Given exercise: Copy out all the lines exactly. Omit pictures.

>> START Dataset rows

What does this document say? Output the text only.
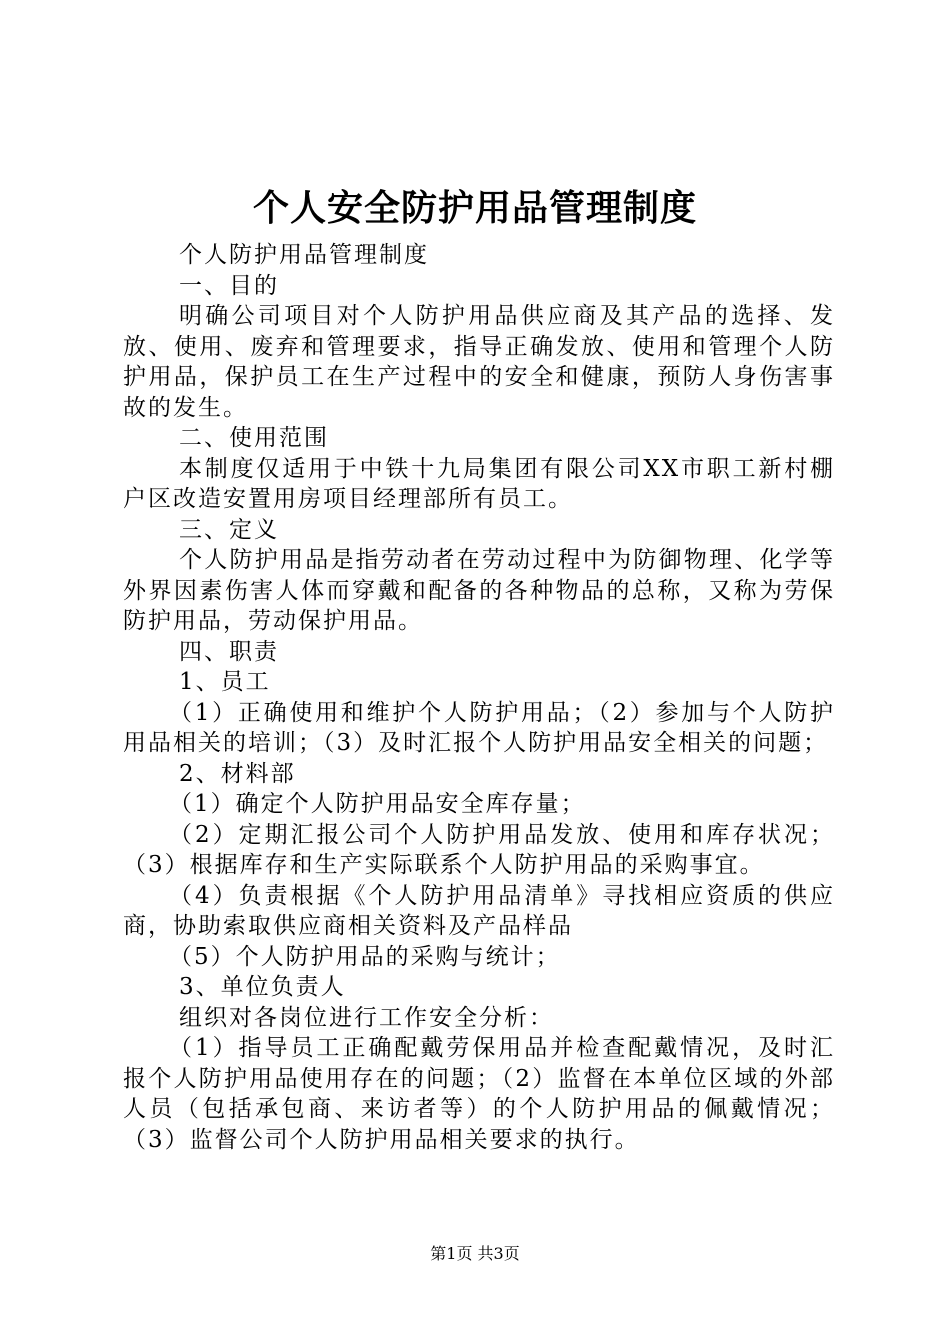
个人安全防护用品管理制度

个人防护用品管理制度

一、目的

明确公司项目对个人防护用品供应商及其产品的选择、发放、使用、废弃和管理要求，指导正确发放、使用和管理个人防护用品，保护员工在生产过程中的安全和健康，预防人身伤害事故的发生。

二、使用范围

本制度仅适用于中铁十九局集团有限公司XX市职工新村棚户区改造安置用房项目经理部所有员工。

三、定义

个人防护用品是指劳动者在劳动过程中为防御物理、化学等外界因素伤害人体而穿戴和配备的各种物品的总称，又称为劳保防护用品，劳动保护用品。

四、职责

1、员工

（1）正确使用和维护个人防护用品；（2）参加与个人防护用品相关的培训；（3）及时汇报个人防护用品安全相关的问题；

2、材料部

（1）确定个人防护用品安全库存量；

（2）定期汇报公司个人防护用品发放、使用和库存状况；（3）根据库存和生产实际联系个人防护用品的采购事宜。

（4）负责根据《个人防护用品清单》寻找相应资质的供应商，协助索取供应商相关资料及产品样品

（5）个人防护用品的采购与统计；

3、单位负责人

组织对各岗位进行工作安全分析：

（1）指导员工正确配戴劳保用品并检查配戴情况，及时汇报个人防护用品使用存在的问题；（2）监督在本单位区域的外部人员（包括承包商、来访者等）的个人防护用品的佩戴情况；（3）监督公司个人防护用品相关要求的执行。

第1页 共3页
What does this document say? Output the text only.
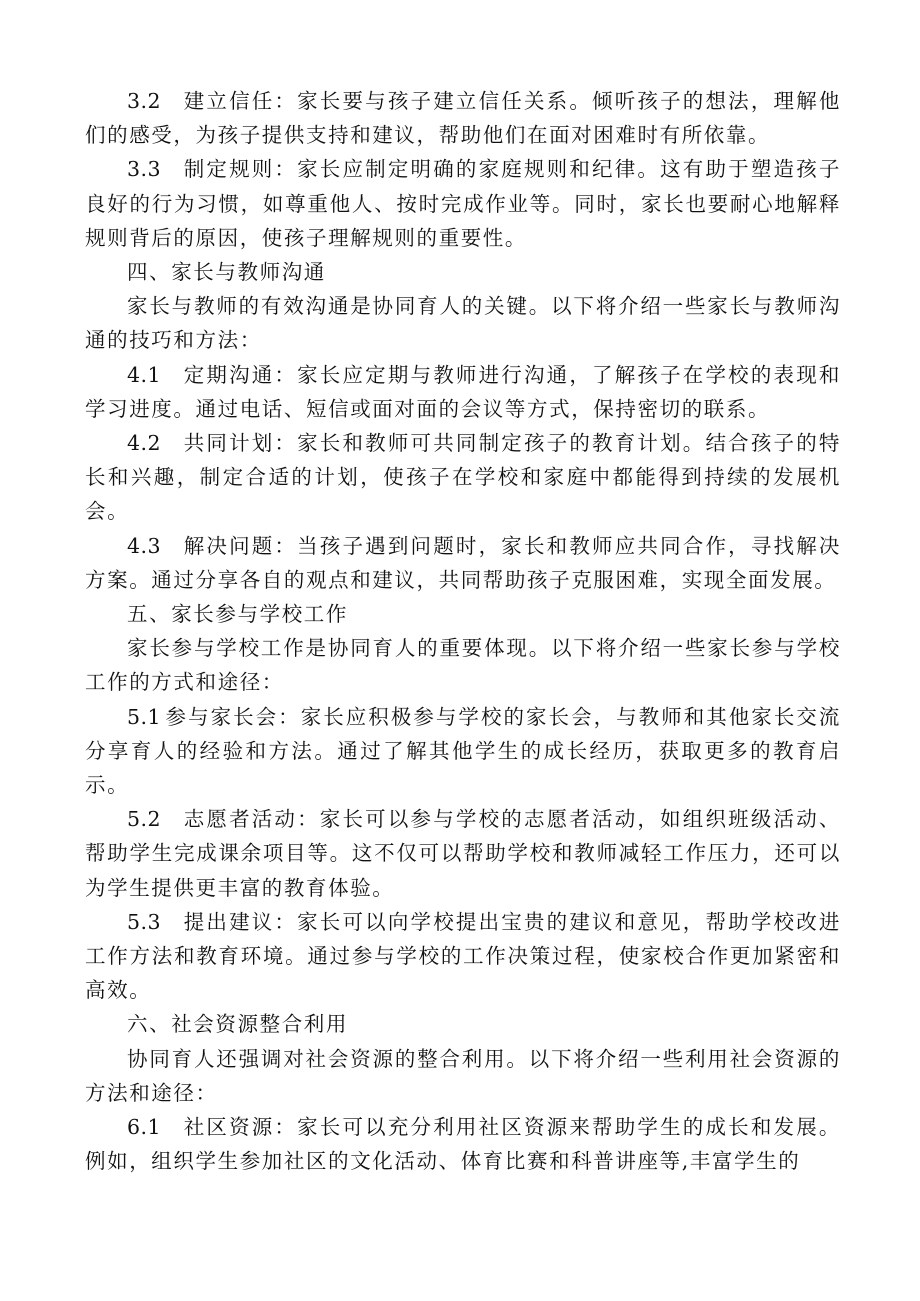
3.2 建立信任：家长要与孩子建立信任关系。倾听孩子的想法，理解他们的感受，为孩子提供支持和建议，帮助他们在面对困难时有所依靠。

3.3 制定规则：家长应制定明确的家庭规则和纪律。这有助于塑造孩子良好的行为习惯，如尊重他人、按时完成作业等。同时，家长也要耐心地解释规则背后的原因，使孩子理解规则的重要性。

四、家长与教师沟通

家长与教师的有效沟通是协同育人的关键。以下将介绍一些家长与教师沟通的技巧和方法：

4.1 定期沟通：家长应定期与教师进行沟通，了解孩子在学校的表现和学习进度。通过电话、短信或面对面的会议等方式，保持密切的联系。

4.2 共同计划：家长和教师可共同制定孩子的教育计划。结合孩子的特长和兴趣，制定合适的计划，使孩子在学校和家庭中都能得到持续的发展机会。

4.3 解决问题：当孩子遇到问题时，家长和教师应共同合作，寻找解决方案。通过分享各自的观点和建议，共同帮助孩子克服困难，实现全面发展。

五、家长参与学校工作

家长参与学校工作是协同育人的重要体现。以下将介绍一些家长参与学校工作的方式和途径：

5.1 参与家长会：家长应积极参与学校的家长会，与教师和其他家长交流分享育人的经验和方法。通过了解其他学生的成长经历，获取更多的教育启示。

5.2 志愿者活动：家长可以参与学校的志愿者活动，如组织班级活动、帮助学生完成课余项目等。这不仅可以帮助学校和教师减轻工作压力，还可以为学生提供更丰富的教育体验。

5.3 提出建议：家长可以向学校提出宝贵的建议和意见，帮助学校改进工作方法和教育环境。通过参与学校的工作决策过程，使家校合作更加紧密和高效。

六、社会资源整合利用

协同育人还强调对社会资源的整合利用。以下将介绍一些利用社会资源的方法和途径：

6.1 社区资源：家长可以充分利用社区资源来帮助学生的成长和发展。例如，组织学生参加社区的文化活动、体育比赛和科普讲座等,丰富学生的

>> END Dataset rows

Answer to this task:
What does this document say? Output the text only.
个人安全防护用品管理制度

个人防护用品管理制度

一、目的

明确公司项目对个人防护用品供应商及其产品的选择、发放、使用、废弃和管理要求，指导正确发放、使用和管理个人防护用品，保护员工在生产过程中的安全和健康，预防人身伤害事故的发生。

二、使用范围

本制度仅适用于中铁十九局集团有限公司XX市职工新村棚户区改造安置用房项目经理部所有员工。

三、定义

个人防护用品是指劳动者在劳动过程中为防御物理、化学等外界因素伤害人体而穿戴和配备的各种物品的总称，又称为劳保防护用品，劳动保护用品。

四、职责

1、员工

（1）正确使用和维护个人防护用品；（2）参加与个人防护用品相关的培训；（3）及时汇报个人防护用品安全相关的问题；

2、材料部

（1）确定个人防护用品安全库存量；

（2）定期汇报公司个人防护用品发放、使用和库存状况；（3）根据库存和生产实际联系个人防护用品的采购事宜。

（4）负责根据《个人防护用品清单》寻找相应资质的供应商，协助索取供应商相关资料及产品样品

（5）个人防护用品的采购与统计；

3、单位负责人

组织对各岗位进行工作安全分析：

（1）指导员工正确配戴劳保用品并检查配戴情况，及时汇报个人防护用品使用存在的问题；（2）监督在本单位区域的外部人员（包括承包商、来访者等）的个人防护用品的佩戴情况；（3）监督公司个人防护用品相关要求的执行。

第1页 共3页
What does this document say? Output the text only.
3.2 建立信任：家长要与孩子建立信任关系。倾听孩子的想法，理解他们的感受，为孩子提供支持和建议，帮助他们在面对困难时有所依靠。

3.3 制定规则：家长应制定明确的家庭规则和纪律。这有助于塑造孩子良好的行为习惯，如尊重他人、按时完成作业等。同时，家长也要耐心地解释规则背后的原因，使孩子理解规则的重要性。

四、家长与教师沟通

家长与教师的有效沟通是协同育人的关键。以下将介绍一些家长与教师沟通的技巧和方法：

4.1 定期沟通：家长应定期与教师进行沟通，了解孩子在学校的表现和学习进度。通过电话、短信或面对面的会议等方式，保持密切的联系。

4.2 共同计划：家长和教师可共同制定孩子的教育计划。结合孩子的特长和兴趣，制定合适的计划，使孩子在学校和家庭中都能得到持续的发展机会。

4.3 解决问题：当孩子遇到问题时，家长和教师应共同合作，寻找解决方案。通过分享各自的观点和建议，共同帮助孩子克服困难，实现全面发展。

五、家长参与学校工作

家长参与学校工作是协同育人的重要体现。以下将介绍一些家长参与学校工作的方式和途径：

5.1 参与家长会：家长应积极参与学校的家长会，与教师和其他家长交流分享育人的经验和方法。通过了解其他学生的成长经历，获取更多的教育启示。

5.2 志愿者活动：家长可以参与学校的志愿者活动，如组织班级活动、帮助学生完成课余项目等。这不仅可以帮助学校和教师减轻工作压力，还可以为学生提供更丰富的教育体验。

5.3 提出建议：家长可以向学校提出宝贵的建议和意见，帮助学校改进工作方法和教育环境。通过参与学校的工作决策过程，使家校合作更加紧密和高效。

六、社会资源整合利用

协同育人还强调对社会资源的整合利用。以下将介绍一些利用社会资源的方法和途径：

6.1 社区资源：家长可以充分利用社区资源来帮助学生的成长和发展。例如，组织学生参加社区的文化活动、体育比赛和科普讲座等,丰富学生的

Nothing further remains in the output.